▶ _DIRECTION_
Pull out every line in the data that has the string "English" in it.

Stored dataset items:
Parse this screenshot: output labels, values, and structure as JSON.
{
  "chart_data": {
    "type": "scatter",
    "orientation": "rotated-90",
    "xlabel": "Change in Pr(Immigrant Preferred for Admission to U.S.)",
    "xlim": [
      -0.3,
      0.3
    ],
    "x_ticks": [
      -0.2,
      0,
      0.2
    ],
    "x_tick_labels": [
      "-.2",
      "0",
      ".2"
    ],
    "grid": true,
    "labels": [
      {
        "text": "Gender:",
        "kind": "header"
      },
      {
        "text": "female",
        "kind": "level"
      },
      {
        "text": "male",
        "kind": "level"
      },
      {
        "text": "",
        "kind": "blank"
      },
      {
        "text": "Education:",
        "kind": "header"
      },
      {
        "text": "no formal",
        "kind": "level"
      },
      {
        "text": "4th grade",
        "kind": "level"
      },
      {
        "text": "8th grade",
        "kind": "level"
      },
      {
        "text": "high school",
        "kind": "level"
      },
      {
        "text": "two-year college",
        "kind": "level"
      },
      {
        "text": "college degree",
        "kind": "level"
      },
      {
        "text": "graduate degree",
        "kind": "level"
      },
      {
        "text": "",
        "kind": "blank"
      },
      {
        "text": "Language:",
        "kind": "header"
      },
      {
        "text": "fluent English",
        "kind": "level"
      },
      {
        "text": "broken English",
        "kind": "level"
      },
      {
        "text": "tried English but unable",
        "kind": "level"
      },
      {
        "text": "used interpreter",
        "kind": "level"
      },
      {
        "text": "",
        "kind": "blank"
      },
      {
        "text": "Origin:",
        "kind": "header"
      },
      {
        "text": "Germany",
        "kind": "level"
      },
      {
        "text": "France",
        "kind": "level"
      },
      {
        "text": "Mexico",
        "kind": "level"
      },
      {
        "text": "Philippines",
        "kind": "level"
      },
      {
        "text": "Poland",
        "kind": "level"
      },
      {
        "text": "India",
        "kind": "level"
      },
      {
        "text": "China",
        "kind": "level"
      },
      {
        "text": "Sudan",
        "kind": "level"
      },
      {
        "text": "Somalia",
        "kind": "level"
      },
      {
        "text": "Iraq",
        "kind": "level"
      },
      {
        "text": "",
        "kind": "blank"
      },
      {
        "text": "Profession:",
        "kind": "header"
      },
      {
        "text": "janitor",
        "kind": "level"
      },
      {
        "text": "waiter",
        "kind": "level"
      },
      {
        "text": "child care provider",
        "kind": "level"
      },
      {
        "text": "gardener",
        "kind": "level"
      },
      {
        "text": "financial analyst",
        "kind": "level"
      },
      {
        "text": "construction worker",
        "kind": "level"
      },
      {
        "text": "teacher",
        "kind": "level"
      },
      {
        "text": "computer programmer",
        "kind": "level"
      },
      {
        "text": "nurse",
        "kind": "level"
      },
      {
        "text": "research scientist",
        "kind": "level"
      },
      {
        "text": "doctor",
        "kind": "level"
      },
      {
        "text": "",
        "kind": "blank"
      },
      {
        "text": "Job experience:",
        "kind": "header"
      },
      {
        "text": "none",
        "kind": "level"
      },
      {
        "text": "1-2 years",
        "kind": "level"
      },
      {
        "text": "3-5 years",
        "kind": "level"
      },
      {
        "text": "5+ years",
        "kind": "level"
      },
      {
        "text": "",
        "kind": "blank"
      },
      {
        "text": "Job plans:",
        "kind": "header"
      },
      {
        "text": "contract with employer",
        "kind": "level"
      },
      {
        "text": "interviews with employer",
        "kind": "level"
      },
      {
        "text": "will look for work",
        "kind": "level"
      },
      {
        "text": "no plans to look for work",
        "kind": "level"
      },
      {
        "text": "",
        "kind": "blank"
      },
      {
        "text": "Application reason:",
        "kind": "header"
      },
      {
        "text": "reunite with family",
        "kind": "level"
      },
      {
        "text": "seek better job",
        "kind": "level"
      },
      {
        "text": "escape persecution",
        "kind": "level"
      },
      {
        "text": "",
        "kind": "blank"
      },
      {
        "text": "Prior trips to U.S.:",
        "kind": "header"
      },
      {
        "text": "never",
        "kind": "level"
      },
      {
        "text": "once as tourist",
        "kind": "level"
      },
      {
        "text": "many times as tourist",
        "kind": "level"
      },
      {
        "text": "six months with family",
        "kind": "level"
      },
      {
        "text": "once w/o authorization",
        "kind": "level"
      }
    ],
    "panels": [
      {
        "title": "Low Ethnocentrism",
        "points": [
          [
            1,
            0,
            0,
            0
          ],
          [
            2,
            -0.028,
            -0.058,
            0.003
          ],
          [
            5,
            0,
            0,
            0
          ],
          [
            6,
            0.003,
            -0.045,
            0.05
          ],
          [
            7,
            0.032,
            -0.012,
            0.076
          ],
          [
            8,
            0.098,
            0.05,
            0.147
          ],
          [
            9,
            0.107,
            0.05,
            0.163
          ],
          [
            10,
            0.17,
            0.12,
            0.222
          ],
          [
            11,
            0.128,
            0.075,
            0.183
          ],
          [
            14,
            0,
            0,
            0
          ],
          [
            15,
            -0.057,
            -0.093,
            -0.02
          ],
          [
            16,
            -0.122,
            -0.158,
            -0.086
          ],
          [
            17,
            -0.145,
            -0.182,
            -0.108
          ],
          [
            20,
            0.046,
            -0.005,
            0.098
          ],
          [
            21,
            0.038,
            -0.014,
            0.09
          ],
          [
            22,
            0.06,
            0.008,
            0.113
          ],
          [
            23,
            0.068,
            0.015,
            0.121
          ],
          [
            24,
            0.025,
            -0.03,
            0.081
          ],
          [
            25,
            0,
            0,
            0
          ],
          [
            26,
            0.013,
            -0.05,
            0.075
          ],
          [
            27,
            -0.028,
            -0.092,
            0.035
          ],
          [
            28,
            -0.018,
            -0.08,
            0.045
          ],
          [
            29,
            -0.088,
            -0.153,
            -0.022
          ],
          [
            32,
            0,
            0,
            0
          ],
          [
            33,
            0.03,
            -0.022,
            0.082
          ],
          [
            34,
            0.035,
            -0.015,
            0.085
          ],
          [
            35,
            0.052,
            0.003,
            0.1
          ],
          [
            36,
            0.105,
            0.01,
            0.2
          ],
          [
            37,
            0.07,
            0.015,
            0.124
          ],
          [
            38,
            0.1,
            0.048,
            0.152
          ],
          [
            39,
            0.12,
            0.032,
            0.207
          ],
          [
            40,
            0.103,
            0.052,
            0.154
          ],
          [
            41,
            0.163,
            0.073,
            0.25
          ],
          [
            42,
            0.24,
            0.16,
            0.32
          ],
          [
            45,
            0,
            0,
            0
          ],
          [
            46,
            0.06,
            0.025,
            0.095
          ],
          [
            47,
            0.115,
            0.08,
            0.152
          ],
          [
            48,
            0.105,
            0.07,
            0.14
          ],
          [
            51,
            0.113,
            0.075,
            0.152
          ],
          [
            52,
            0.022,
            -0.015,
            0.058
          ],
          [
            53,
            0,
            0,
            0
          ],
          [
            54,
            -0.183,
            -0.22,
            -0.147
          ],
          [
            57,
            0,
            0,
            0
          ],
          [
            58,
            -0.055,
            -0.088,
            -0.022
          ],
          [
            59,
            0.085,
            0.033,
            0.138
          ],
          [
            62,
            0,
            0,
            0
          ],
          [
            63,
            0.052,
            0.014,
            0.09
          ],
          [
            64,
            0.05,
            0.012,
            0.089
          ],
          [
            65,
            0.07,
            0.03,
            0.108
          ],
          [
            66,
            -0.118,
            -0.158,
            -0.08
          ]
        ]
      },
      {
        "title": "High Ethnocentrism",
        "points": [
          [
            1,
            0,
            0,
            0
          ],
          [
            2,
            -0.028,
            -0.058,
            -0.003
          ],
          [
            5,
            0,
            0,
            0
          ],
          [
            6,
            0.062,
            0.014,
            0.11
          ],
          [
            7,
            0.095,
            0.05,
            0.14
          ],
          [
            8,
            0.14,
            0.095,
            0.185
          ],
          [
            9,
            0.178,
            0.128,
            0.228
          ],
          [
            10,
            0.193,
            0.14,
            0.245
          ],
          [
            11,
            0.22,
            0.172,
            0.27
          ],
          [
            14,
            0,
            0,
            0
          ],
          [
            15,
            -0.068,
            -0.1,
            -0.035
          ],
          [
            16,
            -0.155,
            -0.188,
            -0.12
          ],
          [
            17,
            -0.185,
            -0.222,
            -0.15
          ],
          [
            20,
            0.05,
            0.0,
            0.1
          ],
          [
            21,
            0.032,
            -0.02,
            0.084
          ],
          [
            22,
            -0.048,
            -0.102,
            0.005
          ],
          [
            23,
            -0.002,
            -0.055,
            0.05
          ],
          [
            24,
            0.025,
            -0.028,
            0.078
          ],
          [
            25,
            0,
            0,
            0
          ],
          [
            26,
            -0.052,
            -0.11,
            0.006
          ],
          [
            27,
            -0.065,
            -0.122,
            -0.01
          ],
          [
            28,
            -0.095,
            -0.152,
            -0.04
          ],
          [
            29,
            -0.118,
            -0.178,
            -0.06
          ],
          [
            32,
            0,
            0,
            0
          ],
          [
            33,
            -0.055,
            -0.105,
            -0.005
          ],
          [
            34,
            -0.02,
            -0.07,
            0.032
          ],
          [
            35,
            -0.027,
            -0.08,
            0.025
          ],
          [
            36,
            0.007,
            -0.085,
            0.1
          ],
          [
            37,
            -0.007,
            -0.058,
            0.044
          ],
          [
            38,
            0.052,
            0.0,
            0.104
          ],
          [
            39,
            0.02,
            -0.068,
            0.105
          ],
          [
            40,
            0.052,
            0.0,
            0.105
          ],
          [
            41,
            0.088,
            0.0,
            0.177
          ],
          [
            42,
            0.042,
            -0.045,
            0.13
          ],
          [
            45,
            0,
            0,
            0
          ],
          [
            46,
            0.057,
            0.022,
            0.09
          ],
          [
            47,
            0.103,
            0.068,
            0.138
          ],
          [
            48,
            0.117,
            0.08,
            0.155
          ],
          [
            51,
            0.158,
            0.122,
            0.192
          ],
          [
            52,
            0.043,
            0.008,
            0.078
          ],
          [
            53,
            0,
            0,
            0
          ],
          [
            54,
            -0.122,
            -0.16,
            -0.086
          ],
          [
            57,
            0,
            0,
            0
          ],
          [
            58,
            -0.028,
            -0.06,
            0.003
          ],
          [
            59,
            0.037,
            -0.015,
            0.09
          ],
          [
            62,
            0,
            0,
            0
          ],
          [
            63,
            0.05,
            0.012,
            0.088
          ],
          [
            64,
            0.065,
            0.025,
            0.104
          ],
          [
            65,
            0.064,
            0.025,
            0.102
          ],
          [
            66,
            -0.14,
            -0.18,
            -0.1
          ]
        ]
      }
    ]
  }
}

▶ _EXPECTED OUTPUT_
        "text": "fluent English",
        "text": "broken English",
        "text": "tried English but unable",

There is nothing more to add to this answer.